REQUEST> Find every line with the string "JSON" in it, count them, and reply with that count only.

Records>

- - - -

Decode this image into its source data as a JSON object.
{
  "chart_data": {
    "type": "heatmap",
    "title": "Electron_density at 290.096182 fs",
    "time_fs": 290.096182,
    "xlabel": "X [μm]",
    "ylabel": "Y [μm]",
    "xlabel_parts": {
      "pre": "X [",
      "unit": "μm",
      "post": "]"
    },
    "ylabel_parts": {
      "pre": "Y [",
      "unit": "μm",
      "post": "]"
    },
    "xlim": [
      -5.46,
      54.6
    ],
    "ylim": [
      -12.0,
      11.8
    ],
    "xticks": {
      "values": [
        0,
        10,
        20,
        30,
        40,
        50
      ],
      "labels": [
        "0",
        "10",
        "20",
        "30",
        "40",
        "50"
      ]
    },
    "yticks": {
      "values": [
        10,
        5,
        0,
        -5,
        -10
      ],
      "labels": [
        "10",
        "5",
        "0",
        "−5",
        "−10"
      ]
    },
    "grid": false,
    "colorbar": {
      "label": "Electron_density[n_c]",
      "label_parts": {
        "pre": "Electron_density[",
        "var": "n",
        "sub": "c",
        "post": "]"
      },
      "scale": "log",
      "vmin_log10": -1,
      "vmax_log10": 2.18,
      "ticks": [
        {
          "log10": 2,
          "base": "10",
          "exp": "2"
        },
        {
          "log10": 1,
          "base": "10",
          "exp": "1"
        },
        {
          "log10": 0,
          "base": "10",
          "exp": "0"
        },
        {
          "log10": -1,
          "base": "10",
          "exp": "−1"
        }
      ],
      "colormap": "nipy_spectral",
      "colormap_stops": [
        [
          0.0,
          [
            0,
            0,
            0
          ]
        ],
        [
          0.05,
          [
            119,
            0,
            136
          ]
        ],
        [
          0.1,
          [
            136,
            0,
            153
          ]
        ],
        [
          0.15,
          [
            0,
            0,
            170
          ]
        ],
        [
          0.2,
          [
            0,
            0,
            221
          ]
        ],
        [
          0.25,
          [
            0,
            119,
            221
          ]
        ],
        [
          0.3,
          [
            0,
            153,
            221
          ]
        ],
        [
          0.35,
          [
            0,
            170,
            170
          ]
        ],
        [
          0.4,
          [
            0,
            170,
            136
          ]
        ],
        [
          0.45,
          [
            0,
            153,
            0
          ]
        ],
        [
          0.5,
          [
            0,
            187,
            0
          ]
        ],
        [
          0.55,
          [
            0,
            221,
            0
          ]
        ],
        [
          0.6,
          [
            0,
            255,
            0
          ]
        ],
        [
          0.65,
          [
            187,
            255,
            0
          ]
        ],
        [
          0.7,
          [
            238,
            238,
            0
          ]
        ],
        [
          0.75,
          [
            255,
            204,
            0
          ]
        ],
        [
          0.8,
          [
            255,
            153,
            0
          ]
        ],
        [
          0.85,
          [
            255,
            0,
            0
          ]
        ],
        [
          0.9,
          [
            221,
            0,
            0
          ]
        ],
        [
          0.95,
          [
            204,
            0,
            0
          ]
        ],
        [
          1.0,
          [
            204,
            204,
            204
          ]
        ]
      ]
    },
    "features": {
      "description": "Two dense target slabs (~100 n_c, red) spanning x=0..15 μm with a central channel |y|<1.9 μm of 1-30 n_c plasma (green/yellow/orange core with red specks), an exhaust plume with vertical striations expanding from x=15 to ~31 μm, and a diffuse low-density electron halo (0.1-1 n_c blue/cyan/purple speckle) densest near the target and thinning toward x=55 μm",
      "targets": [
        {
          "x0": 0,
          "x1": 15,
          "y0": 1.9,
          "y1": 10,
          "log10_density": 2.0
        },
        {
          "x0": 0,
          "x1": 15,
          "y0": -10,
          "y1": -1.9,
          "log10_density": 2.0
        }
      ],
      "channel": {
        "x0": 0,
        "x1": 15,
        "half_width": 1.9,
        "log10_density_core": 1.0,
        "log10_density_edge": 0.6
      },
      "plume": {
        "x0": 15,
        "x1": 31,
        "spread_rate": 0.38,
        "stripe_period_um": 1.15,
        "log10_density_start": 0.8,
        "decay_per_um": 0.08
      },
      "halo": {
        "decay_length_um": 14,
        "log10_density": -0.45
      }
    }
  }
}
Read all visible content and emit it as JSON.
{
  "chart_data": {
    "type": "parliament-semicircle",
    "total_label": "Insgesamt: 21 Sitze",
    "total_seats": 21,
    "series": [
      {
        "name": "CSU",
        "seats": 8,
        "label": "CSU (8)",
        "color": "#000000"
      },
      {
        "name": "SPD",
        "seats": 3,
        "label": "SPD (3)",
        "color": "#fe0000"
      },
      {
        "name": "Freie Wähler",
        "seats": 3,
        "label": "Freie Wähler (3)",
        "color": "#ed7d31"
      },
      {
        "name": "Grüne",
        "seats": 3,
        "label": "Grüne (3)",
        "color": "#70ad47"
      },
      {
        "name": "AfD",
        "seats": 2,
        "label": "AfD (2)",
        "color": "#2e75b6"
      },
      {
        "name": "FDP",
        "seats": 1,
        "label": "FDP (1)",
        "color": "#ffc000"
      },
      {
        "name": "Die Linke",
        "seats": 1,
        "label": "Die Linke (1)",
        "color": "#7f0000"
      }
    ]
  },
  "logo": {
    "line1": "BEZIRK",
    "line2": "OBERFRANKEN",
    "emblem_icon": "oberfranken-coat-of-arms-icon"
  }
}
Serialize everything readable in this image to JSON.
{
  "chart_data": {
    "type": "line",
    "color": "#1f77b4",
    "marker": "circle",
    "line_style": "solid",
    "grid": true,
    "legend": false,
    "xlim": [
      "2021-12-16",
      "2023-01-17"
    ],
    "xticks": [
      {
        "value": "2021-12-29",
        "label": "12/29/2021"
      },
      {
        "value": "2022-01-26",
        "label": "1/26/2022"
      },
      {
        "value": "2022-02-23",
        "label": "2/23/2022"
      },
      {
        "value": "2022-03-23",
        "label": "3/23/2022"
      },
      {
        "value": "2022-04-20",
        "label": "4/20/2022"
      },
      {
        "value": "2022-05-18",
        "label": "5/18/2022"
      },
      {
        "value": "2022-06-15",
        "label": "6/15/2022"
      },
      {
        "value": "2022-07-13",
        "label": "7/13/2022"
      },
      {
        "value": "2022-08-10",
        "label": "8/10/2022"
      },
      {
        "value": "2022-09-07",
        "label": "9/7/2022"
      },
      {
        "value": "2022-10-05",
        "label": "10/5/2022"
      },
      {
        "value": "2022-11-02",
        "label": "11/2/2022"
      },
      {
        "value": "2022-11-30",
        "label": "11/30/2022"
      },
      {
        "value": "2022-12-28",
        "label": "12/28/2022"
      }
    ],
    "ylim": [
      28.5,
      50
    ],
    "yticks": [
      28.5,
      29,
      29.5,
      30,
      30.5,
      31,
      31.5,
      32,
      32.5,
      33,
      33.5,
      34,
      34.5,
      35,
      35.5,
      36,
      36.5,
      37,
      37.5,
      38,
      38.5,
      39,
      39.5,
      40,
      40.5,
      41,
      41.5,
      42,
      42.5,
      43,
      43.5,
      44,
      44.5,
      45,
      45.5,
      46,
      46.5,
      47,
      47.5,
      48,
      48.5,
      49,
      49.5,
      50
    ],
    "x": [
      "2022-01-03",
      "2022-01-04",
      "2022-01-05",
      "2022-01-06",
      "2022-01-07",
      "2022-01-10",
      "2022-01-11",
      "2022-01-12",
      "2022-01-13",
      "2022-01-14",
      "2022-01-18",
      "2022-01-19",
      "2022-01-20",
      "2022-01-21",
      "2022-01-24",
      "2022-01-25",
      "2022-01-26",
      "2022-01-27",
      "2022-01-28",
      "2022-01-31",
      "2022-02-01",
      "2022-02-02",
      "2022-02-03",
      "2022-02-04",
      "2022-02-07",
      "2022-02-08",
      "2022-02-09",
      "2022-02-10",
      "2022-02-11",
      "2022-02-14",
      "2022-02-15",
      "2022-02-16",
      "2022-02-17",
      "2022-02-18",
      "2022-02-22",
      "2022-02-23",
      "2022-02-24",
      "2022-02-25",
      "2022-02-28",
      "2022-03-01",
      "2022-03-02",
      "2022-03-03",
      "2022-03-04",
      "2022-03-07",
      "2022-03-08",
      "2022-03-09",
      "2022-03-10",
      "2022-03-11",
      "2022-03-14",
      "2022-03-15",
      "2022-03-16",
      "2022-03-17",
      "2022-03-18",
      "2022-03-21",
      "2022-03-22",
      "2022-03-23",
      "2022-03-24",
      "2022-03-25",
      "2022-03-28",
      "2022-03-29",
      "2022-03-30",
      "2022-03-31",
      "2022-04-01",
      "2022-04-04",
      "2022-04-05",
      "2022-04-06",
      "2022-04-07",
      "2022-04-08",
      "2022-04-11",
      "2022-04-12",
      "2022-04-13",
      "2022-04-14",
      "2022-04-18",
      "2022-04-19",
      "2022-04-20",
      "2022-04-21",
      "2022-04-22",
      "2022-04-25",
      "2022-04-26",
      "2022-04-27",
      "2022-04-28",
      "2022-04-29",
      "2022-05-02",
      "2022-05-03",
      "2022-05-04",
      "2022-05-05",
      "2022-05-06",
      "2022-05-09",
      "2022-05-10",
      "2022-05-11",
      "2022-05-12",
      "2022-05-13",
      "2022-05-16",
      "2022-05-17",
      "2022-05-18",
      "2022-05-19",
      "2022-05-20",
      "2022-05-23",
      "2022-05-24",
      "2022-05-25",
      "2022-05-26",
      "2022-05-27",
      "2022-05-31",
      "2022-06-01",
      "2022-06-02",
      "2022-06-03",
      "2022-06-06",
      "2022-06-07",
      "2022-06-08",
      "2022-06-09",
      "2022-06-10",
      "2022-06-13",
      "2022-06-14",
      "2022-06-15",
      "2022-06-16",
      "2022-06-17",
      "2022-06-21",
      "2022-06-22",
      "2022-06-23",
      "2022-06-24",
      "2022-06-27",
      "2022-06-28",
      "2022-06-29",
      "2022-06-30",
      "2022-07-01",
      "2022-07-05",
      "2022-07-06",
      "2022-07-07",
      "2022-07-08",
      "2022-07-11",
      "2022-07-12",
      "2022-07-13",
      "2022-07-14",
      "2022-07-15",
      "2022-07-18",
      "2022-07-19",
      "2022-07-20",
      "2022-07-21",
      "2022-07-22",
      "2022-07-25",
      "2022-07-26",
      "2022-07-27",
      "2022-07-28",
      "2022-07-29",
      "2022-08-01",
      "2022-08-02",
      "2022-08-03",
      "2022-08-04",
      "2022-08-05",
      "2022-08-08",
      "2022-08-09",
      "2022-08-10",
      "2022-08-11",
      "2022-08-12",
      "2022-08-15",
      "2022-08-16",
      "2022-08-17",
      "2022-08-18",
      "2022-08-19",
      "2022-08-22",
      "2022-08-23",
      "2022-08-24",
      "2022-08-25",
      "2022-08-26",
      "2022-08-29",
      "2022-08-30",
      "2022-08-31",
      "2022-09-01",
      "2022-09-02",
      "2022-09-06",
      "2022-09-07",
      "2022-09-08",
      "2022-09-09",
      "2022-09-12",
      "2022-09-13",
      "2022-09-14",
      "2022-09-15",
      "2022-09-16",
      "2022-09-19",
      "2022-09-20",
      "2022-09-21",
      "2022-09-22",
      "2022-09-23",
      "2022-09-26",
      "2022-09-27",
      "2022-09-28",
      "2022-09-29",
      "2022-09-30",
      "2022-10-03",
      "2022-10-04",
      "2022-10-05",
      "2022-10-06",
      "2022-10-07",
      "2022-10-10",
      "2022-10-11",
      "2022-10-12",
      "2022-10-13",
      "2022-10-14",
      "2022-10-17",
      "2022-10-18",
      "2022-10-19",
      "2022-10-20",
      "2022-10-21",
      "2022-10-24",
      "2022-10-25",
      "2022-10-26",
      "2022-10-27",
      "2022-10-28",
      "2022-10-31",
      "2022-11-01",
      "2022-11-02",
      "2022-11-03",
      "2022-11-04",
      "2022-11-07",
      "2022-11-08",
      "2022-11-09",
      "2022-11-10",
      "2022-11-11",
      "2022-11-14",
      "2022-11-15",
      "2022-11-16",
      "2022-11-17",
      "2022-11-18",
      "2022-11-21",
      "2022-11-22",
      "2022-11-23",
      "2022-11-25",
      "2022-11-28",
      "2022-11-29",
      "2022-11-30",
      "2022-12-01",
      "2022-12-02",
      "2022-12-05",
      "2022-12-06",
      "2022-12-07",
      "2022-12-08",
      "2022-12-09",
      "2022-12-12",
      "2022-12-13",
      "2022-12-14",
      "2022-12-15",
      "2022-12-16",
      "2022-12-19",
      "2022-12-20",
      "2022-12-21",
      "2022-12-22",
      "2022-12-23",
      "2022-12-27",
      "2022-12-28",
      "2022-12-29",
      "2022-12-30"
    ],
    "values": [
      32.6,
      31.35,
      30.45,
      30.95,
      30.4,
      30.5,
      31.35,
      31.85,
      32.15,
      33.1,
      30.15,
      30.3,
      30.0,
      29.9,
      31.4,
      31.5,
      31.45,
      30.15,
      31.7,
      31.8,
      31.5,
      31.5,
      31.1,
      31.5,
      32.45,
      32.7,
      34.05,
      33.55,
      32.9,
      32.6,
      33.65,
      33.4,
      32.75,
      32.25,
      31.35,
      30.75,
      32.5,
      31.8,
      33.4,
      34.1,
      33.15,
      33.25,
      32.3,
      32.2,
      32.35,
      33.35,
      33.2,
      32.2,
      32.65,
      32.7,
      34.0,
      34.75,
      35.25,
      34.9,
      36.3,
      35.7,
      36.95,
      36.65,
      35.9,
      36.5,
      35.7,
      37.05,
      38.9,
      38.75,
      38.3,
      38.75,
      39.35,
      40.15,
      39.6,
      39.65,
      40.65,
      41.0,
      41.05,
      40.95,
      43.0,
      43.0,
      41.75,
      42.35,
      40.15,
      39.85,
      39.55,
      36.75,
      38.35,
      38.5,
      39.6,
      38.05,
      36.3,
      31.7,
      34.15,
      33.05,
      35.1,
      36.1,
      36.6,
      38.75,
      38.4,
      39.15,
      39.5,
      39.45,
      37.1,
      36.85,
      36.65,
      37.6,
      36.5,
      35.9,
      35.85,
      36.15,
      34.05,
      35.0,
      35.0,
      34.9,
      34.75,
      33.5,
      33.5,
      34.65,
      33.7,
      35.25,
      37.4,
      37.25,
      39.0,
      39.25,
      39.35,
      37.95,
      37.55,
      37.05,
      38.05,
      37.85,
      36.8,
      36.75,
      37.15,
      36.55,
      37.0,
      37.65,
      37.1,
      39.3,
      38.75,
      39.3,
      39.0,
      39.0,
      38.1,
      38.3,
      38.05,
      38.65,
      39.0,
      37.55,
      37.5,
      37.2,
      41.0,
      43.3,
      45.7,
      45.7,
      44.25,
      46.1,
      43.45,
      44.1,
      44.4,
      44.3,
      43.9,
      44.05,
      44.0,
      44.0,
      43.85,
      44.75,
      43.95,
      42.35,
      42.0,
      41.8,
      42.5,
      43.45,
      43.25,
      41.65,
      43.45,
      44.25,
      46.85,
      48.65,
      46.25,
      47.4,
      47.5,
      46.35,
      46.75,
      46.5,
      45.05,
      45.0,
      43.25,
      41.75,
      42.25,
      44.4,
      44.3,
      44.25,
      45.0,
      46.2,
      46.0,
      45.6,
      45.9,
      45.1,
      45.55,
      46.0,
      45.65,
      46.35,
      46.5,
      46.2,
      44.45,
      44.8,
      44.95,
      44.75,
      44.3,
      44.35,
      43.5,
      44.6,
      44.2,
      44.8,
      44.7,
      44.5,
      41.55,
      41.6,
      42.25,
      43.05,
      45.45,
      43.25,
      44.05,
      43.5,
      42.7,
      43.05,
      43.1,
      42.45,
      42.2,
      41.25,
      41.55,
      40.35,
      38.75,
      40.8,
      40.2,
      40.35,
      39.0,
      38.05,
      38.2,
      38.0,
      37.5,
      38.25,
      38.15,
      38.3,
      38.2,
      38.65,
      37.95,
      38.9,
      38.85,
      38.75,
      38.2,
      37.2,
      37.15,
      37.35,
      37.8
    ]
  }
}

- - - -

WRITTEN SOLUTION> 3